Return the listing below verbatim. Pictures do not belong in the copy.

[Stored records]
☆ ☆ ☆ ☆ ☆ ☆ ☆
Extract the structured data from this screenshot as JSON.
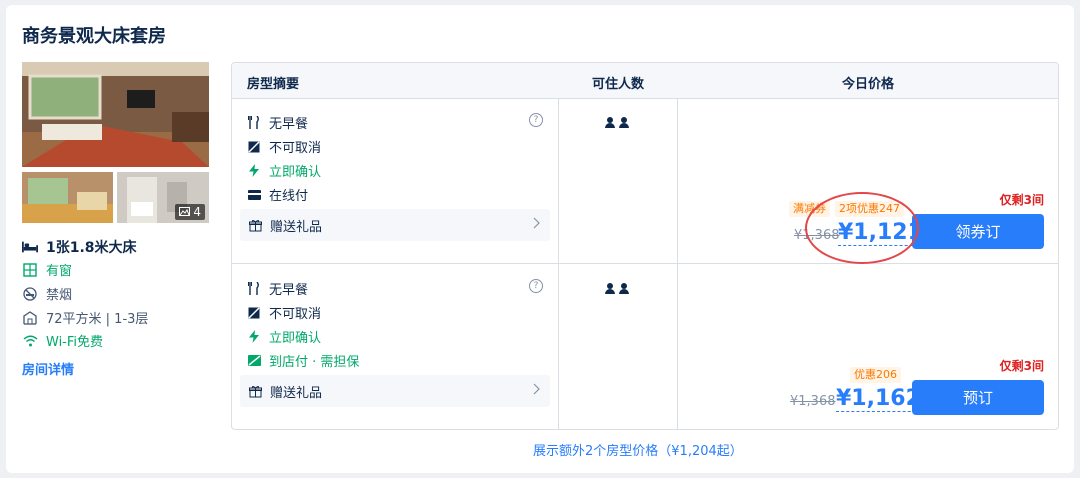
{
  "room": {
    "title": "商务景观大床套房",
    "photo_count": "4",
    "features": {
      "bed": "1张1.8米大床",
      "window": "有窗",
      "smoking": "禁烟",
      "area_floor": "72平方米 | 1-3层",
      "wifi": "Wi-Fi免费"
    },
    "details_link": "房间详情"
  },
  "table": {
    "headers": [
      "房型摘要",
      "可住人数",
      "今日价格"
    ],
    "rows": [
      {
        "policies": [
          {
            "icon": "meal-icon",
            "text": "无早餐",
            "green": false
          },
          {
            "icon": "no-cancel-icon",
            "text": "不可取消",
            "green": false
          },
          {
            "icon": "bolt-icon",
            "text": "立即确认",
            "green": true
          },
          {
            "icon": "card-icon",
            "text": "在线付",
            "green": false
          }
        ],
        "gift": "赠送礼品",
        "remaining": "仅剩3间",
        "promo_a": "满减券",
        "promo_b": "2项优惠247",
        "original_price": "¥1,368",
        "price": "¥1,121",
        "button": "领券订"
      },
      {
        "policies": [
          {
            "icon": "meal-icon",
            "text": "无早餐",
            "green": false
          },
          {
            "icon": "no-cancel-icon",
            "text": "不可取消",
            "green": false
          },
          {
            "icon": "bolt-icon",
            "text": "立即确认",
            "green": true
          },
          {
            "icon": "pay-at-hotel-icon",
            "text": "到店付 · 需担保",
            "green": true
          }
        ],
        "gift": "赠送礼品",
        "remaining": "仅剩3间",
        "promo": "优惠206",
        "original_price": "¥1,368",
        "price": "¥1,162",
        "button": "预订"
      }
    ]
  },
  "more_link": "展示额外2个房型价格（¥1,204起）",
  "colors": {
    "accent": "#287dfa",
    "green": "#00a96b",
    "alert": "#e02121",
    "promo": "#ff7700"
  }
}
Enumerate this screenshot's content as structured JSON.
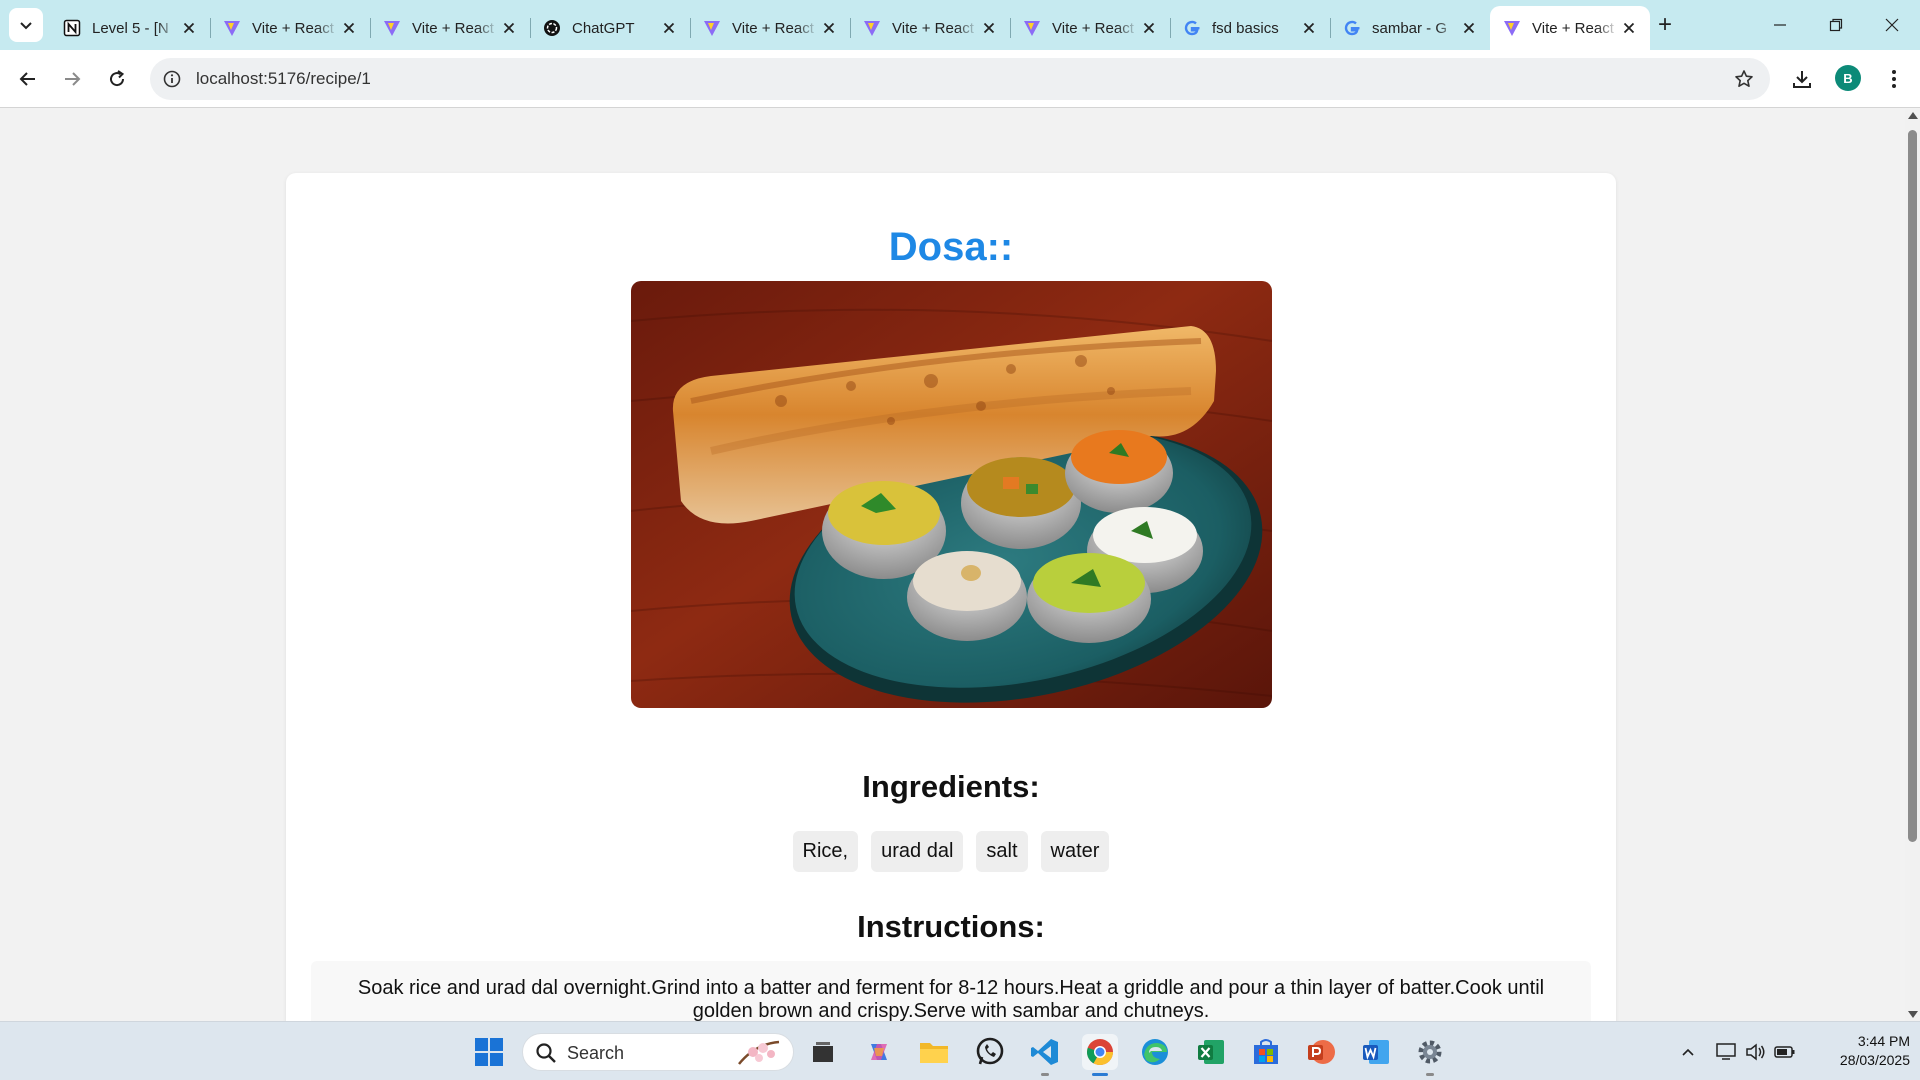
{
  "browser": {
    "tabs": [
      {
        "title": "Level 5 - [N",
        "icon": "notion-icon",
        "active": false
      },
      {
        "title": "Vite + React",
        "icon": "vite-icon",
        "active": false
      },
      {
        "title": "Vite + React",
        "icon": "vite-icon",
        "active": false
      },
      {
        "title": "ChatGPT",
        "icon": "chatgpt-icon",
        "active": false
      },
      {
        "title": "Vite + React",
        "icon": "vite-icon",
        "active": false
      },
      {
        "title": "Vite + React",
        "icon": "vite-icon",
        "active": false
      },
      {
        "title": "Vite + React",
        "icon": "vite-icon",
        "active": false
      },
      {
        "title": "fsd basics",
        "icon": "google-icon",
        "active": false
      },
      {
        "title": "sambar - G",
        "icon": "google-icon",
        "active": false
      },
      {
        "title": "Vite + React",
        "icon": "vite-icon",
        "active": true
      }
    ],
    "url": "localhost:5176/recipe/1",
    "profile_initial": "B",
    "colors": {
      "tabstrip": "#c6eaf0",
      "avatar": "#0c8a78"
    }
  },
  "recipe": {
    "title": "Dosa::",
    "image_alt": "Dosa with chutneys and sambar",
    "ingredients_heading": "Ingredients:",
    "ingredients": [
      "Rice,",
      "urad dal",
      "salt",
      "water"
    ],
    "instructions_heading": "Instructions:",
    "instructions": "Soak rice and urad dal overnight.Grind into a batter and ferment for 8-12 hours.Heat a griddle and pour a thin layer of batter.Cook until golden brown and crispy.Serve with sambar and chutneys.",
    "colors": {
      "title": "#1e88e5"
    }
  },
  "taskbar": {
    "search_placeholder": "Search",
    "apps": [
      "start-icon",
      "task-view-icon",
      "copilot-icon",
      "file-explorer-icon",
      "whatsapp-icon",
      "vscode-icon",
      "chrome-icon",
      "edge-icon",
      "excel-icon",
      "store-icon",
      "powerpoint-icon",
      "word-icon",
      "settings-icon"
    ],
    "time": "3:44 PM",
    "date": "28/03/2025"
  }
}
☆ ☆ ☆ ☆ ☆ ☆ ☆
[Answer to this task]
Extract the structured data from this screenshot as JSON.
{
  "room": {
    "title": "商务景观大床套房",
    "photo_count": "4",
    "features": {
      "bed": "1张1.8米大床",
      "window": "有窗",
      "smoking": "禁烟",
      "area_floor": "72平方米 | 1-3层",
      "wifi": "Wi-Fi免费"
    },
    "details_link": "房间详情"
  },
  "table": {
    "headers": [
      "房型摘要",
      "可住人数",
      "今日价格"
    ],
    "rows": [
      {
        "policies": [
          {
            "icon": "meal-icon",
            "text": "无早餐",
            "green": false
          },
          {
            "icon": "no-cancel-icon",
            "text": "不可取消",
            "green": false
          },
          {
            "icon": "bolt-icon",
            "text": "立即确认",
            "green": true
          },
          {
            "icon": "card-icon",
            "text": "在线付",
            "green": false
          }
        ],
        "gift": "赠送礼品",
        "remaining": "仅剩3间",
        "promo_a": "满减券",
        "promo_b": "2项优惠247",
        "original_price": "¥1,368",
        "price": "¥1,121",
        "button": "领券订"
      },
      {
        "policies": [
          {
            "icon": "meal-icon",
            "text": "无早餐",
            "green": false
          },
          {
            "icon": "no-cancel-icon",
            "text": "不可取消",
            "green": false
          },
          {
            "icon": "bolt-icon",
            "text": "立即确认",
            "green": true
          },
          {
            "icon": "pay-at-hotel-icon",
            "text": "到店付 · 需担保",
            "green": true
          }
        ],
        "gift": "赠送礼品",
        "remaining": "仅剩3间",
        "promo": "优惠206",
        "original_price": "¥1,368",
        "price": "¥1,162",
        "button": "预订"
      }
    ]
  },
  "more_link": "展示额外2个房型价格（¥1,204起）",
  "colors": {
    "accent": "#287dfa",
    "green": "#00a96b",
    "alert": "#e02121",
    "promo": "#ff7700"
  }
}
Enumerate this screenshot's content as structured JSON.
{
  "browser": {
    "tabs": [
      {
        "title": "Level 5 - [N",
        "icon": "notion-icon",
        "active": false
      },
      {
        "title": "Vite + React",
        "icon": "vite-icon",
        "active": false
      },
      {
        "title": "Vite + React",
        "icon": "vite-icon",
        "active": false
      },
      {
        "title": "ChatGPT",
        "icon": "chatgpt-icon",
        "active": false
      },
      {
        "title": "Vite + React",
        "icon": "vite-icon",
        "active": false
      },
      {
        "title": "Vite + React",
        "icon": "vite-icon",
        "active": false
      },
      {
        "title": "Vite + React",
        "icon": "vite-icon",
        "active": false
      },
      {
        "title": "fsd basics",
        "icon": "google-icon",
        "active": false
      },
      {
        "title": "sambar - G",
        "icon": "google-icon",
        "active": false
      },
      {
        "title": "Vite + React",
        "icon": "vite-icon",
        "active": true
      }
    ],
    "url": "localhost:5176/recipe/1",
    "profile_initial": "B",
    "colors": {
      "tabstrip": "#c6eaf0",
      "avatar": "#0c8a78"
    }
  },
  "recipe": {
    "title": "Dosa::",
    "image_alt": "Dosa with chutneys and sambar",
    "ingredients_heading": "Ingredients:",
    "ingredients": [
      "Rice,",
      "urad dal",
      "salt",
      "water"
    ],
    "instructions_heading": "Instructions:",
    "instructions": "Soak rice and urad dal overnight.Grind into a batter and ferment for 8-12 hours.Heat a griddle and pour a thin layer of batter.Cook until golden brown and crispy.Serve with sambar and chutneys.",
    "colors": {
      "title": "#1e88e5"
    }
  },
  "taskbar": {
    "search_placeholder": "Search",
    "apps": [
      "start-icon",
      "task-view-icon",
      "copilot-icon",
      "file-explorer-icon",
      "whatsapp-icon",
      "vscode-icon",
      "chrome-icon",
      "edge-icon",
      "excel-icon",
      "store-icon",
      "powerpoint-icon",
      "word-icon",
      "settings-icon"
    ],
    "time": "3:44 PM",
    "date": "28/03/2025"
  }
}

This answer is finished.